Pick out the lines containing "Басангова".

:: PROVIDED DATA ::

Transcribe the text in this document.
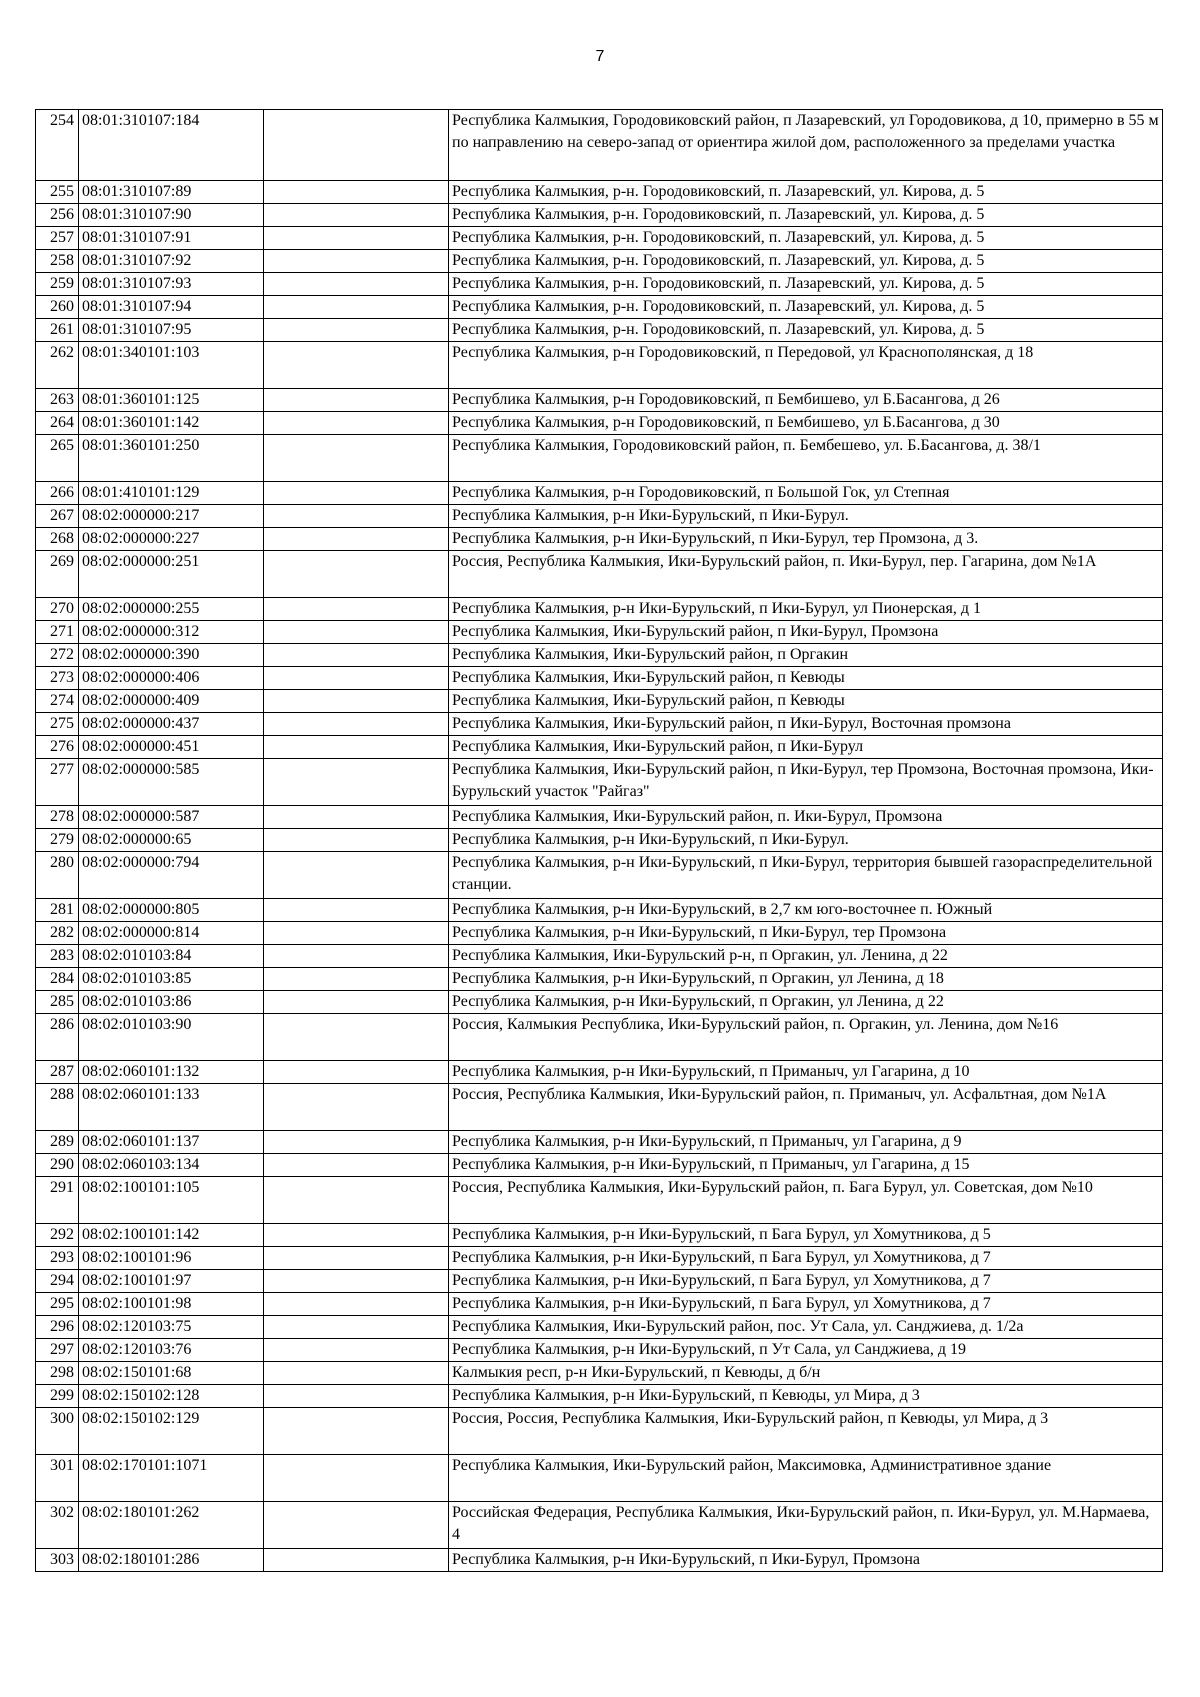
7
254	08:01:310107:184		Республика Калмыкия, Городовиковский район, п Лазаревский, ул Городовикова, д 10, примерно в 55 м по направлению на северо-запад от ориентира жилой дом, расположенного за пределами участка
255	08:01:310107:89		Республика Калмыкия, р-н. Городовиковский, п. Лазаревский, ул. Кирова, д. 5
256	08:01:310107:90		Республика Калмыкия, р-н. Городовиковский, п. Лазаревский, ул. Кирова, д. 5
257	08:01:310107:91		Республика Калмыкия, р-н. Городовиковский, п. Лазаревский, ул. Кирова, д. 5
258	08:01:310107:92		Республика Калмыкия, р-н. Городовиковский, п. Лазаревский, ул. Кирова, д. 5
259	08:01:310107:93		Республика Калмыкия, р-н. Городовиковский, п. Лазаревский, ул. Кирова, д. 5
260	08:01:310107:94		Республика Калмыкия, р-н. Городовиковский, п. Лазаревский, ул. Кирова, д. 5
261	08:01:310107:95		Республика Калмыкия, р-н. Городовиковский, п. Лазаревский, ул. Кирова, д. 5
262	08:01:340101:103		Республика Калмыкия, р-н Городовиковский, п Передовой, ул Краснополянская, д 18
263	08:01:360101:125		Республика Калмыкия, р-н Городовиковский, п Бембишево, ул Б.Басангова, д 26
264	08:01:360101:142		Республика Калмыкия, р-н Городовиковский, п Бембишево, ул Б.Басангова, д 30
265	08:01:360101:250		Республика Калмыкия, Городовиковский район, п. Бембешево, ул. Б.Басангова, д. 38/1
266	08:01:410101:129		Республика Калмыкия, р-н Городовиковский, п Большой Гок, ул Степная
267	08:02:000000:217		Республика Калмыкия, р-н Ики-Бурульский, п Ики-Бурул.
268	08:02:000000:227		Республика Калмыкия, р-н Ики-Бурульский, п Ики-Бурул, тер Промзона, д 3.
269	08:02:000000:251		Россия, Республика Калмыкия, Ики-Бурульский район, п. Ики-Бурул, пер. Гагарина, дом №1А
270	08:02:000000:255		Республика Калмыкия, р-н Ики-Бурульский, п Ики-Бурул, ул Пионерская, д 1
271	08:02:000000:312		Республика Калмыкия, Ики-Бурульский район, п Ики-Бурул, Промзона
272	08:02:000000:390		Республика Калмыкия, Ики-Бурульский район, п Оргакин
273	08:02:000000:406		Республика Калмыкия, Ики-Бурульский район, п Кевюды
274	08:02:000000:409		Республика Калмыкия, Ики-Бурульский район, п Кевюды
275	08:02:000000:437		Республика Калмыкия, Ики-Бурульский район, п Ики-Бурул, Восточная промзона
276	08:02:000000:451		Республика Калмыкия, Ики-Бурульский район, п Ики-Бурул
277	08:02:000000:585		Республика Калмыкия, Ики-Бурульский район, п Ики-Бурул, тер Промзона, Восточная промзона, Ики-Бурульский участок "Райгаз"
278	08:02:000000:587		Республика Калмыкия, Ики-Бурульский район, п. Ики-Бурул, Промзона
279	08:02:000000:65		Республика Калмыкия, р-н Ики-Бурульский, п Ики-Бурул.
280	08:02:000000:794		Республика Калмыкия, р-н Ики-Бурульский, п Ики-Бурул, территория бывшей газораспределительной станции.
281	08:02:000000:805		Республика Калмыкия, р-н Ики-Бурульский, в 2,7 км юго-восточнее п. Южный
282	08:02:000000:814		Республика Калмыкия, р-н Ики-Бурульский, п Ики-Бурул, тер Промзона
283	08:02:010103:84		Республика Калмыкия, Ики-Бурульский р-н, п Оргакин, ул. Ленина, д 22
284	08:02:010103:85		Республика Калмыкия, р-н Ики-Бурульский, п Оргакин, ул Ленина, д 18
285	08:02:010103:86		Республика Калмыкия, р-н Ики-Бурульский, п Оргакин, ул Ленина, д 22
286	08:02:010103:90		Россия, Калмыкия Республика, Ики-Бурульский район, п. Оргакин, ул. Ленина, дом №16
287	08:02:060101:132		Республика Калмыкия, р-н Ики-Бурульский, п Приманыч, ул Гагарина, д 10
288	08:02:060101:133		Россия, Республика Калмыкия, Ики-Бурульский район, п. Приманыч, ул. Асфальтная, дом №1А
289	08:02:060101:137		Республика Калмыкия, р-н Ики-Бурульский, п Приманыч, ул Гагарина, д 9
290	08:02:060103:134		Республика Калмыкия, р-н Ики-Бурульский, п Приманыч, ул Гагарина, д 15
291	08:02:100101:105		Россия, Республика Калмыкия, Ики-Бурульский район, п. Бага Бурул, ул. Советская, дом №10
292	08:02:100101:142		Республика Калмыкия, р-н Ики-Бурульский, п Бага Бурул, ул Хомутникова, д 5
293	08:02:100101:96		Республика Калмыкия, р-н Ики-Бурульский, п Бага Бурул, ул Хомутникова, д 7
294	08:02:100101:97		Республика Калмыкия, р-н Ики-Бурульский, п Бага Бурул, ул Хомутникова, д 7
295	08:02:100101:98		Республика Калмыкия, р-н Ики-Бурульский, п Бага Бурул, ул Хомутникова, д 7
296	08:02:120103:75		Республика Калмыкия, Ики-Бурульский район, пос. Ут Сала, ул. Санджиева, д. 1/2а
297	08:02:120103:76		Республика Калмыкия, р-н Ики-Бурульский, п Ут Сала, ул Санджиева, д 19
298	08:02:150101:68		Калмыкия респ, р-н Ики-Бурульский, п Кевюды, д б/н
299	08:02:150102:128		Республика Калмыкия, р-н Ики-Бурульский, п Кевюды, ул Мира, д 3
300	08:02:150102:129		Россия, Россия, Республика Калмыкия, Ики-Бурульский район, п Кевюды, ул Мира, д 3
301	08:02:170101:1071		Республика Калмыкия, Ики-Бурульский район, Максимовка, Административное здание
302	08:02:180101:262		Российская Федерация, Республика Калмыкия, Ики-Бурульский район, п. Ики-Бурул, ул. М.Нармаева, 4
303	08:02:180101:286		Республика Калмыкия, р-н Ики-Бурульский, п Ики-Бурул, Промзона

:::

* _EXERCISE RESULT_:
263	08:01:360101:125		Республика Калмыкия, р-н Городовиковский, п Бембишево, ул Б.Басангова, д 26
264	08:01:360101:142		Республика Калмыкия, р-н Городовиковский, п Бембишево, ул Б.Басангова, д 30
265	08:01:360101:250		Республика Калмыкия, Городовиковский район, п. Бембешево, ул. Б.Басангова, д. 38/1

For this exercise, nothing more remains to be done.